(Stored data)
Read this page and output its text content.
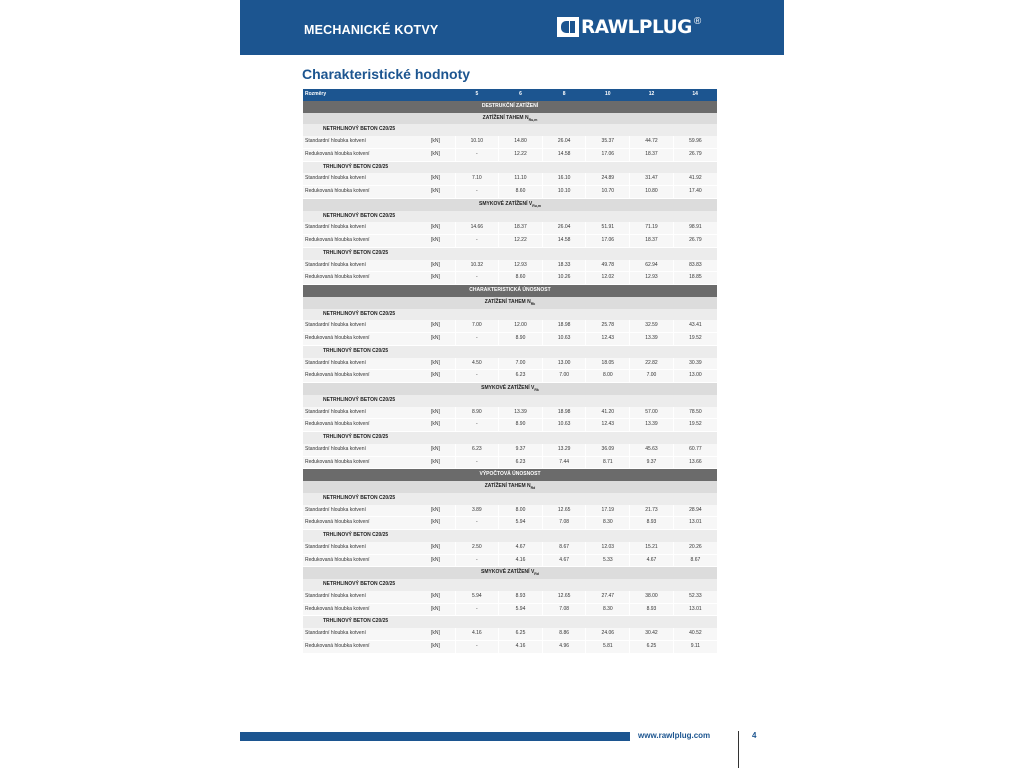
MECHANICKÉ KOTVY	RAWLPLUG ®
Charakteristické hodnoty
Rozměry		5	6	8	10	12	14
DESTRUKČNÍ ZATÍŽENÍ							
ZATÍŽENÍ TAHEM $N_{Ru,m}$
NETRHLINOVÝ BETON C20/25							
Standardní hloubka kotvení	[kN]	10.10	14.80	26.04	35.37	44.72	59.96
Redukovaná hloubka kotvení	[kN]	-	12.22	14.58	17.06	18.37	26.79
TRHLINOVÝ BETON C20/25							
Standardní hloubka kotvení	[kN]	7.10	11.10	16.10	24.89	31.47	41.92
Redukovaná hloubka kotvení	[kN]	-	8.60	10.10	10.70	10.80	17.40
SMYKOVÉ ZATÍŽENÍ $V_{Ru,m}$
NETRHLINOVÝ BETON C20/25							
Standardní hloubka kotvení	[kN]	14.66	18.37	26.04	51.91	71.19	98.91
Redukovaná hloubka kotvení	[kN]	-	12.22	14.58	17.06	18.37	26.79
TRHLINOVÝ BETON C20/25							
Standardní hloubka kotvení	[kN]	10.32	12.93	18.33	49.78	62.94	83.83
Redukovaná hloubka kotvení	[kN]	-	8.60	10.26	12.02	12.93	18.85
CHARAKTERISTICKÁ ÚNOSNOST							
ZATÍŽENÍ TAHEM $N_{Rk}$
NETRHLINOVÝ BETON C20/25							
Standardní hloubka kotvení	[kN]	7.00	12.00	18.98	25.78	32.59	43.41
Redukovaná hloubka kotvení	[kN]	-	8.90	10.63	12.43	13.39	19.52
TRHLINOVÝ BETON C20/25							
Standardní hloubka kotvení	[kN]	4.50	7.00	13.00	18.05	22.82	30.39
Redukovaná hloubka kotvení	[kN]	-	6.23	7.00	8.00	7.00	13.00
SMYKOVÉ ZATÍŽENÍ $V_{Rk}$
NETRHLINOVÝ BETON C20/25							
Standardní hloubka kotvení	[kN]	8.90	13.39	18.98	41.20	57.00	78.50
Redukovaná hloubka kotvení	[kN]	-	8.90	10.63	12.43	13.39	19.52
TRHLINOVÝ BETON C20/25							
Standardní hloubka kotvení	[kN]	6.23	9.37	13.29	36.09	45.63	60.77
Redukovaná hloubka kotvení	[kN]	-	6.23	7.44	8.71	9.37	13.66
VÝPOČTOVÁ ÚNOSNOST							
ZATÍŽENÍ TAHEM $N_{Rd}$
NETRHLINOVÝ BETON C20/25							
Standardní hloubka kotvení	[kN]	3.89	8.00	12.65	17.19	21.73	28.94
Redukovaná hloubka kotvení	[kN]	-	5.94	7.08	8.30	8.93	13.01
TRHLINOVÝ BETON C20/25							
Standardní hloubka kotvení	[kN]	2.50	4.67	8.67	12.03	15.21	20.26
Redukovaná hloubka kotvení	[kN]	-	4.16	4.67	5.33	4.67	8.67
SMYKOVÉ ZATÍŽENÍ $V_{Rd}$
NETRHLINOVÝ BETON C20/25							
Standardní hloubka kotvení	[kN]	5.94	8.93	12.65	27.47	38.00	52.33
Redukovaná hloubka kotvení	[kN]	-	5.94	7.08	8.30	8.93	13.01
TRHLINOVÝ BETON C20/25							
Standardní hloubka kotvení	[kN]	4.16	6.25	8.86	24.06	30.42	40.52
Redukovaná hloubka kotvení	[kN]	-	4.16	4.96	5.81	6.25	9.11
www.rawlplug.com	4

▶ **DIRECTIONS FOR THIS TASK**
Transcribe the whole listing exactly. Pictures stay out of your copy.

▶ **EXPECTED ANSWER**
Read this page and output its text content.
MECHANICKÉ KOTVY	RAWLPLUG ®
Charakteristické hodnoty
Rozměry		5	6	8	10	12	14
DESTRUKČNÍ ZATÍŽENÍ							
ZATÍŽENÍ TAHEM $N_{Ru,m}$
NETRHLINOVÝ BETON C20/25							
Standardní hloubka kotvení	[kN]	10.10	14.80	26.04	35.37	44.72	59.96
Redukovaná hloubka kotvení	[kN]	-	12.22	14.58	17.06	18.37	26.79
TRHLINOVÝ BETON C20/25							
Standardní hloubka kotvení	[kN]	7.10	11.10	16.10	24.89	31.47	41.92
Redukovaná hloubka kotvení	[kN]	-	8.60	10.10	10.70	10.80	17.40
SMYKOVÉ ZATÍŽENÍ $V_{Ru,m}$
NETRHLINOVÝ BETON C20/25							
Standardní hloubka kotvení	[kN]	14.66	18.37	26.04	51.91	71.19	98.91
Redukovaná hloubka kotvení	[kN]	-	12.22	14.58	17.06	18.37	26.79
TRHLINOVÝ BETON C20/25							
Standardní hloubka kotvení	[kN]	10.32	12.93	18.33	49.78	62.94	83.83
Redukovaná hloubka kotvení	[kN]	-	8.60	10.26	12.02	12.93	18.85
CHARAKTERISTICKÁ ÚNOSNOST							
ZATÍŽENÍ TAHEM $N_{Rk}$
NETRHLINOVÝ BETON C20/25							
Standardní hloubka kotvení	[kN]	7.00	12.00	18.98	25.78	32.59	43.41
Redukovaná hloubka kotvení	[kN]	-	8.90	10.63	12.43	13.39	19.52
TRHLINOVÝ BETON C20/25							
Standardní hloubka kotvení	[kN]	4.50	7.00	13.00	18.05	22.82	30.39
Redukovaná hloubka kotvení	[kN]	-	6.23	7.00	8.00	7.00	13.00
SMYKOVÉ ZATÍŽENÍ $V_{Rk}$
NETRHLINOVÝ BETON C20/25							
Standardní hloubka kotvení	[kN]	8.90	13.39	18.98	41.20	57.00	78.50
Redukovaná hloubka kotvení	[kN]	-	8.90	10.63	12.43	13.39	19.52
TRHLINOVÝ BETON C20/25							
Standardní hloubka kotvení	[kN]	6.23	9.37	13.29	36.09	45.63	60.77
Redukovaná hloubka kotvení	[kN]	-	6.23	7.44	8.71	9.37	13.66
VÝPOČTOVÁ ÚNOSNOST							
ZATÍŽENÍ TAHEM $N_{Rd}$
NETRHLINOVÝ BETON C20/25							
Standardní hloubka kotvení	[kN]	3.89	8.00	12.65	17.19	21.73	28.94
Redukovaná hloubka kotvení	[kN]	-	5.94	7.08	8.30	8.93	13.01
TRHLINOVÝ BETON C20/25							
Standardní hloubka kotvení	[kN]	2.50	4.67	8.67	12.03	15.21	20.26
Redukovaná hloubka kotvení	[kN]	-	4.16	4.67	5.33	4.67	8.67
SMYKOVÉ ZATÍŽENÍ $V_{Rd}$
NETRHLINOVÝ BETON C20/25							
Standardní hloubka kotvení	[kN]	5.94	8.93	12.65	27.47	38.00	52.33
Redukovaná hloubka kotvení	[kN]	-	5.94	7.08	8.30	8.93	13.01
TRHLINOVÝ BETON C20/25							
Standardní hloubka kotvení	[kN]	4.16	6.25	8.86	24.06	30.42	40.52
Redukovaná hloubka kotvení	[kN]	-	4.16	4.96	5.81	6.25	9.11
www.rawlplug.com	4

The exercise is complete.